■ THE REQUEST ■
Reproduce every line of the records below verbatim, and omit the pictures from your answer.

■ RAW DATA ■
○ ○ ○ ○ ○

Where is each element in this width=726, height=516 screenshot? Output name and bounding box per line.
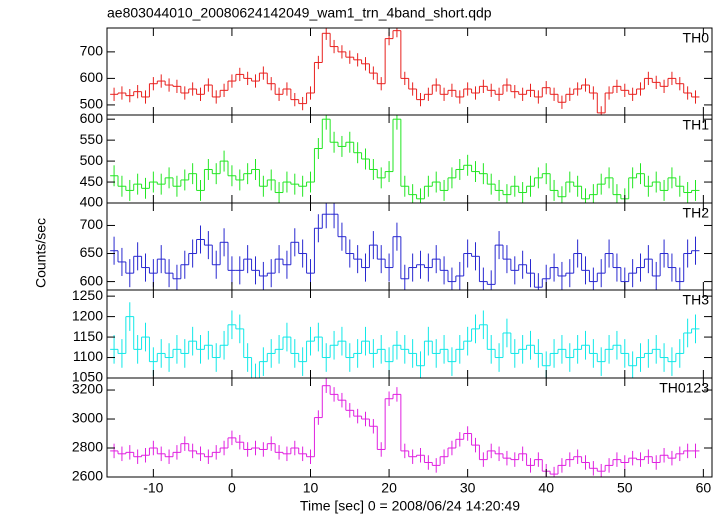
x-tick-label: -10 [143,480,163,496]
panel-label: TH0123 [659,380,709,396]
panel-frame [106,27,713,116]
panel-frame [106,114,713,204]
y-tick-label: 600 [80,110,104,126]
y-tick-label: 650 [80,244,104,260]
panel [110,28,700,115]
y-tick-label: 700 [80,216,104,232]
y-axis-label: Counts/sec [33,218,49,288]
x-tick-label: 30 [460,480,476,496]
y-tick-label: 1200 [72,307,103,323]
x-tick-label: 20 [381,480,397,496]
panel-label: TH3 [683,292,710,308]
panel [110,378,700,477]
x-tick-label: 10 [303,480,319,496]
x-axis-label: Time [sec] 0 = 2008/06/24 14:20:49 [300,498,520,514]
panel-frame [106,377,713,478]
y-tick-label: 1250 [72,287,103,303]
x-tick-label: 60 [696,480,712,496]
panel-label: TH2 [683,205,710,221]
panel-label: TH0 [683,30,710,46]
y-tick-label: 1150 [73,328,103,344]
y-tick-label: 1100 [73,348,103,364]
y-tick-label: 600 [80,272,104,288]
y-tick-label: 600 [80,69,104,85]
y-tick-label: 1050 [72,369,103,385]
y-tick-label: 400 [80,194,104,210]
y-tick-label: 700 [80,43,104,59]
y-tick-label: 500 [80,152,104,168]
y-tick-label: 2800 [72,439,103,455]
panel [110,203,700,290]
x-tick-label: 50 [617,480,633,496]
y-tick-label: 3200 [72,381,103,397]
panel [110,115,700,203]
y-tick-label: 2600 [72,468,103,484]
chart-title: ae803044010_20080624142049_wam1_trn_4ban… [107,5,492,21]
panel-frame [106,289,713,379]
x-tick-label: 40 [538,480,554,496]
y-tick-label: 450 [80,173,104,189]
panel [110,302,700,378]
x-tick-label: 0 [228,480,236,496]
y-tick-label: 550 [80,131,104,147]
panel-label: TH1 [683,117,710,133]
y-tick-label: 3000 [72,410,103,426]
y-tick-label: 500 [80,96,104,112]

○ ○ ○ ○ ○

■ ANSWER TO THIS PROBLEM ■
Where is each element in this width=726, height=516 screenshot? Output name and bounding box per line.
x-tick-label: -10 [143,480,163,496]
panel-label: TH0123 [659,380,709,396]
panel-frame [106,27,713,116]
panel-frame [106,114,713,204]
y-tick-label: 600 [80,110,104,126]
y-tick-label: 650 [80,244,104,260]
panel [110,28,700,115]
y-tick-label: 700 [80,216,104,232]
y-axis-label: Counts/sec [33,218,49,288]
x-tick-label: 30 [460,480,476,496]
y-tick-label: 1200 [72,307,103,323]
x-tick-label: 20 [381,480,397,496]
panel-label: TH3 [683,292,710,308]
panel [110,378,700,477]
x-tick-label: 10 [303,480,319,496]
x-axis-label: Time [sec] 0 = 2008/06/24 14:20:49 [300,498,520,514]
panel-frame [106,377,713,478]
y-tick-label: 1250 [72,287,103,303]
x-tick-label: 60 [696,480,712,496]
panel-label: TH2 [683,205,710,221]
panel-label: TH0 [683,30,710,46]
y-tick-label: 1150 [73,328,103,344]
y-tick-label: 1100 [73,348,103,364]
y-tick-label: 600 [80,272,104,288]
y-tick-label: 600 [80,69,104,85]
y-tick-label: 1050 [72,369,103,385]
y-tick-label: 400 [80,194,104,210]
y-tick-label: 700 [80,43,104,59]
y-tick-label: 500 [80,152,104,168]
y-tick-label: 2800 [72,439,103,455]
panel [110,203,700,290]
x-tick-label: 50 [617,480,633,496]
y-tick-label: 3200 [72,381,103,397]
panel [110,115,700,203]
y-tick-label: 2600 [72,468,103,484]
chart-title: ae803044010_20080624142049_wam1_trn_4ban… [107,5,492,21]
panel-frame [106,289,713,379]
x-tick-label: 40 [538,480,554,496]
y-tick-label: 450 [80,173,104,189]
panel [110,302,700,378]
x-tick-label: 0 [228,480,236,496]
y-tick-label: 550 [80,131,104,147]
panel-label: TH1 [683,117,710,133]
y-tick-label: 3000 [72,410,103,426]
y-tick-label: 500 [80,96,104,112]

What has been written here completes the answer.